**Collected data entries**
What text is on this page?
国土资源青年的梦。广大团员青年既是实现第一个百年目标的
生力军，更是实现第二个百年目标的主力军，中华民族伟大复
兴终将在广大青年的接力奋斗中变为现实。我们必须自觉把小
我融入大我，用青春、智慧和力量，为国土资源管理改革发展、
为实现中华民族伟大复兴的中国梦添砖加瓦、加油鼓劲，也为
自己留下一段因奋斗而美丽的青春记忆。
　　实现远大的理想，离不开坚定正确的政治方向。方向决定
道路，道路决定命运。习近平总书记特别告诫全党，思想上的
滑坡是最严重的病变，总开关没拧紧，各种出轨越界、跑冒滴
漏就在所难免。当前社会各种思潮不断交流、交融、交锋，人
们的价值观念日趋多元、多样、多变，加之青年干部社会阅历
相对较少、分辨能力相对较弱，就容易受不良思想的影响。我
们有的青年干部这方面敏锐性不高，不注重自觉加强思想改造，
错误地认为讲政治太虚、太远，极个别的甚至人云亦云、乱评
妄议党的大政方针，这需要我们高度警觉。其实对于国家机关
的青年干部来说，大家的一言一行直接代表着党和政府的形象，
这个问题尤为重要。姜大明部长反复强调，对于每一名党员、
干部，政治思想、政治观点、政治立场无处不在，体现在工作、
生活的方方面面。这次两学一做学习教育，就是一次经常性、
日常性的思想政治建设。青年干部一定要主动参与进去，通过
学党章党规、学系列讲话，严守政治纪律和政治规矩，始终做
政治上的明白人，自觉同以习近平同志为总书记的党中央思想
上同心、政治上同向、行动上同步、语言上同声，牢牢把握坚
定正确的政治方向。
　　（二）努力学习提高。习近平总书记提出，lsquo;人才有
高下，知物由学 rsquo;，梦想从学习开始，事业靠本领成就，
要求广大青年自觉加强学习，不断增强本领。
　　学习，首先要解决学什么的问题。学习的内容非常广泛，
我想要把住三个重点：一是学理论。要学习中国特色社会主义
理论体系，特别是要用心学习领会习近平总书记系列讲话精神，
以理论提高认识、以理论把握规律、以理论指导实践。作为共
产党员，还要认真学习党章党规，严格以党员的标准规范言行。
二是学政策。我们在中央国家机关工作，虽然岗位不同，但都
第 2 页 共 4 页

**What is being asked**
Every line of the material must be returned exactly as it appears.

**Task output**
What text is on this page?
国土资源青年的梦。广大团员青年既是实现第一个百年目标的
生力军，更是实现第二个百年目标的主力军，中华民族伟大复
兴终将在广大青年的接力奋斗中变为现实。我们必须自觉把小
我融入大我，用青春、智慧和力量，为国土资源管理改革发展、
为实现中华民族伟大复兴的中国梦添砖加瓦、加油鼓劲，也为
自己留下一段因奋斗而美丽的青春记忆。
　　实现远大的理想，离不开坚定正确的政治方向。方向决定
道路，道路决定命运。习近平总书记特别告诫全党，思想上的
滑坡是最严重的病变，总开关没拧紧，各种出轨越界、跑冒滴
漏就在所难免。当前社会各种思潮不断交流、交融、交锋，人
们的价值观念日趋多元、多样、多变，加之青年干部社会阅历
相对较少、分辨能力相对较弱，就容易受不良思想的影响。我
们有的青年干部这方面敏锐性不高，不注重自觉加强思想改造，
错误地认为讲政治太虚、太远，极个别的甚至人云亦云、乱评
妄议党的大政方针，这需要我们高度警觉。其实对于国家机关
的青年干部来说，大家的一言一行直接代表着党和政府的形象，
这个问题尤为重要。姜大明部长反复强调，对于每一名党员、
干部，政治思想、政治观点、政治立场无处不在，体现在工作、
生活的方方面面。这次两学一做学习教育，就是一次经常性、
日常性的思想政治建设。青年干部一定要主动参与进去，通过
学党章党规、学系列讲话，严守政治纪律和政治规矩，始终做
政治上的明白人，自觉同以习近平同志为总书记的党中央思想
上同心、政治上同向、行动上同步、语言上同声，牢牢把握坚
定正确的政治方向。
　　（二）努力学习提高。习近平总书记提出，lsquo;人才有
高下，知物由学 rsquo;，梦想从学习开始，事业靠本领成就，
要求广大青年自觉加强学习，不断增强本领。
　　学习，首先要解决学什么的问题。学习的内容非常广泛，
我想要把住三个重点：一是学理论。要学习中国特色社会主义
理论体系，特别是要用心学习领会习近平总书记系列讲话精神，
以理论提高认识、以理论把握规律、以理论指导实践。作为共
产党员，还要认真学习党章党规，严格以党员的标准规范言行。
二是学政策。我们在中央国家机关工作，虽然岗位不同，但都
第 2 页 共 4 页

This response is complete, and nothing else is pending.